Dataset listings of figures

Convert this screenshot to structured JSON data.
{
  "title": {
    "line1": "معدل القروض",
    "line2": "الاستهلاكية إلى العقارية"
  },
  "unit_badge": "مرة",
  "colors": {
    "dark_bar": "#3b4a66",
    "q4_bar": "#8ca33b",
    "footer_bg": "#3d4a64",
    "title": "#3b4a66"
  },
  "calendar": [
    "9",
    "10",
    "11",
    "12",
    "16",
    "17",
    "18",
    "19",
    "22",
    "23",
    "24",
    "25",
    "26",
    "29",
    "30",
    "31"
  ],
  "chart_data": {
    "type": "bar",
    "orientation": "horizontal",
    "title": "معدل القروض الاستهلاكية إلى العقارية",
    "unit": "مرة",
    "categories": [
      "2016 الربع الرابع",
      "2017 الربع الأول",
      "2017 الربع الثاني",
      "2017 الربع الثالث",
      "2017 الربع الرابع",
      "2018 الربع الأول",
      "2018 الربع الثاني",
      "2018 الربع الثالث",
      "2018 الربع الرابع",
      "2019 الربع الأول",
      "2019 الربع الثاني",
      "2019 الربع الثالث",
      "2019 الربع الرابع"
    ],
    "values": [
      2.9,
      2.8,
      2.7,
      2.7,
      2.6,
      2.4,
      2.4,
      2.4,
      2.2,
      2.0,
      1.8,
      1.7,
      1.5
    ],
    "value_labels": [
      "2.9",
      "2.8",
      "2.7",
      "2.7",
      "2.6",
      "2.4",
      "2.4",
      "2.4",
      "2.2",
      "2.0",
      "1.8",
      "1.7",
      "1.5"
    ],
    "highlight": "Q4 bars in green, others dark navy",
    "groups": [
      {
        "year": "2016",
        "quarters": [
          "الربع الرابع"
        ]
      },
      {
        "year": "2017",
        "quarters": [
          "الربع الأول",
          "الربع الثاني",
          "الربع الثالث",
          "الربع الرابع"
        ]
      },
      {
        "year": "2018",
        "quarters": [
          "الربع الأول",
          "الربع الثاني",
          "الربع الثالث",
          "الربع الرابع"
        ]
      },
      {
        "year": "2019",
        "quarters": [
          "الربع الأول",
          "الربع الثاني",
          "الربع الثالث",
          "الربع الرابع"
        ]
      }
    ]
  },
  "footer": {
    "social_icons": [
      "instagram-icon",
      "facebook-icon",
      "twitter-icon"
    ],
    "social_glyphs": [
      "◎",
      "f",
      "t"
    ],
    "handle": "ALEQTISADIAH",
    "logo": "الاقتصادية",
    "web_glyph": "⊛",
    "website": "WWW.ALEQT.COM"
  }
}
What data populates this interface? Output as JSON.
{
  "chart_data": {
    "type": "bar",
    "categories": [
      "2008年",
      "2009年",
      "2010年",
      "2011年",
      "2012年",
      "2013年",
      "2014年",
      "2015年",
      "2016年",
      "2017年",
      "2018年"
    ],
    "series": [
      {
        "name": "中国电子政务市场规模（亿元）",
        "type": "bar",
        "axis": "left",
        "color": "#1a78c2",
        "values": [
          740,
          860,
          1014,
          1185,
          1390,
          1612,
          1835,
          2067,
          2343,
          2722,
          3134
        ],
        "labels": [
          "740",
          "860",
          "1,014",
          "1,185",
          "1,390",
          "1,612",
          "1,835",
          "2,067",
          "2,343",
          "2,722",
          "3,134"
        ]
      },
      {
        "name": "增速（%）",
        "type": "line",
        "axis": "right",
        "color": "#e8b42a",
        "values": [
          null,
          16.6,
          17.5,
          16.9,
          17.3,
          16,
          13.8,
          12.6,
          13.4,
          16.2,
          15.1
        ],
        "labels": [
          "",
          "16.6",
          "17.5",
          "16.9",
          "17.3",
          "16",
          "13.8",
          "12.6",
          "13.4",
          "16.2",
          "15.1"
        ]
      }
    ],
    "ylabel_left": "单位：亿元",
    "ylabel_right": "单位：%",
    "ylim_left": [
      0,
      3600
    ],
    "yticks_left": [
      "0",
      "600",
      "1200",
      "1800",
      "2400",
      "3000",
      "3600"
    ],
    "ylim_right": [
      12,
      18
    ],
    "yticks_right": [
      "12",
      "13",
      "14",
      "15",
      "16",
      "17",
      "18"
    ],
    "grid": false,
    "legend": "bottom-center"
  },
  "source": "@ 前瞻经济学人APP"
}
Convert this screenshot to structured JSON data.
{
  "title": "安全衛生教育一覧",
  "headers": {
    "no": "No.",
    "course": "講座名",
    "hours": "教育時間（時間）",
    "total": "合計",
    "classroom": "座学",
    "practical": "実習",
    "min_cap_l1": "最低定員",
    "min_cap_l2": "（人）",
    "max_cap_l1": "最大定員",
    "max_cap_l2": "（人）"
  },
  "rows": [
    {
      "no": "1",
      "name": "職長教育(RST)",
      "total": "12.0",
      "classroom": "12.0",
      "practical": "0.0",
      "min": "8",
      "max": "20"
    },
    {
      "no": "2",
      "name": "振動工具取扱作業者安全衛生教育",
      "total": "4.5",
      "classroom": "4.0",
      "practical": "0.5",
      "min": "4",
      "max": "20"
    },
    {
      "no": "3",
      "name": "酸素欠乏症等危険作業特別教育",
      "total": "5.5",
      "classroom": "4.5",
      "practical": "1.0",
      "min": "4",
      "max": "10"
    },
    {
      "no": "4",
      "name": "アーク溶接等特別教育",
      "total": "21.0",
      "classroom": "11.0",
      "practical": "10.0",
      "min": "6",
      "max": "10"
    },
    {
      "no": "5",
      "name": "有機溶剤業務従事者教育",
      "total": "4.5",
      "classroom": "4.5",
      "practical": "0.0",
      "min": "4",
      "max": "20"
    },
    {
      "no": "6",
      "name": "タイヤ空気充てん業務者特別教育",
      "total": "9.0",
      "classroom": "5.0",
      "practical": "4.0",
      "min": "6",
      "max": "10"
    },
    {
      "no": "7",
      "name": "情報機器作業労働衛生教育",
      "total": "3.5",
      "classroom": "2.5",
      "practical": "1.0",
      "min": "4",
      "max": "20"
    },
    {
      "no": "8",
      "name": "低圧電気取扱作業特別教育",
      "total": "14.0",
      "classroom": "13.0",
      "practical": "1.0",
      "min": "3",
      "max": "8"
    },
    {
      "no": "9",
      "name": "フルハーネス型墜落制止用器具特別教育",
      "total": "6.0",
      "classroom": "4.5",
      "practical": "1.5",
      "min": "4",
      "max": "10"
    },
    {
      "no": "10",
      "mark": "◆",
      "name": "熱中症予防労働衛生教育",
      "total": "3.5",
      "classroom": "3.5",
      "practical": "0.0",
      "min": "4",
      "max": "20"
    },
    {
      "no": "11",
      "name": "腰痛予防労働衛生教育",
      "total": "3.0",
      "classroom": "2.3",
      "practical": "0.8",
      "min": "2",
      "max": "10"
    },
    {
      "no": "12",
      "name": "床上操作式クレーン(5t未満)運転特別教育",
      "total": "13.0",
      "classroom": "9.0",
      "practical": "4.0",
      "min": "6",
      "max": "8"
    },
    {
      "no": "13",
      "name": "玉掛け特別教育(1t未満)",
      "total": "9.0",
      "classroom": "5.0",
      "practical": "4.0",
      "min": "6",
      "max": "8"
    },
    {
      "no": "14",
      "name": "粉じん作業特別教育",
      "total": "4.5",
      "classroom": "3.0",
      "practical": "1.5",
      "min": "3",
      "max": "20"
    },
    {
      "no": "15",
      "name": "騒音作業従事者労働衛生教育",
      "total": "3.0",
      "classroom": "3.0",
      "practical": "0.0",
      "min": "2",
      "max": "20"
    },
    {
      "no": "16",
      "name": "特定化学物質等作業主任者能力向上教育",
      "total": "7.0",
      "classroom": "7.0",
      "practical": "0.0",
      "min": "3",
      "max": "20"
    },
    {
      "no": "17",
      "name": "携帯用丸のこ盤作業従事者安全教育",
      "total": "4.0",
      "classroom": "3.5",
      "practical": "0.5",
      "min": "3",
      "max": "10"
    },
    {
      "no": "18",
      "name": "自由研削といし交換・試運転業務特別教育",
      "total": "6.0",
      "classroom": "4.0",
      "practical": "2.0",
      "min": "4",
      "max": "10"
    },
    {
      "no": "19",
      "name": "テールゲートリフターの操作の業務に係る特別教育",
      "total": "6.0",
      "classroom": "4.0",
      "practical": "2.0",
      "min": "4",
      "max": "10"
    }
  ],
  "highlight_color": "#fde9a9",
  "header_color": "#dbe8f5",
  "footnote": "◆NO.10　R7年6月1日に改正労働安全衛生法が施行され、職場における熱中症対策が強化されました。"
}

◆ GIVEN INSTRUCTION ◆
Find how many lines include the string "القروض" and report that number alone.

◆ TASK RESULT ◆
2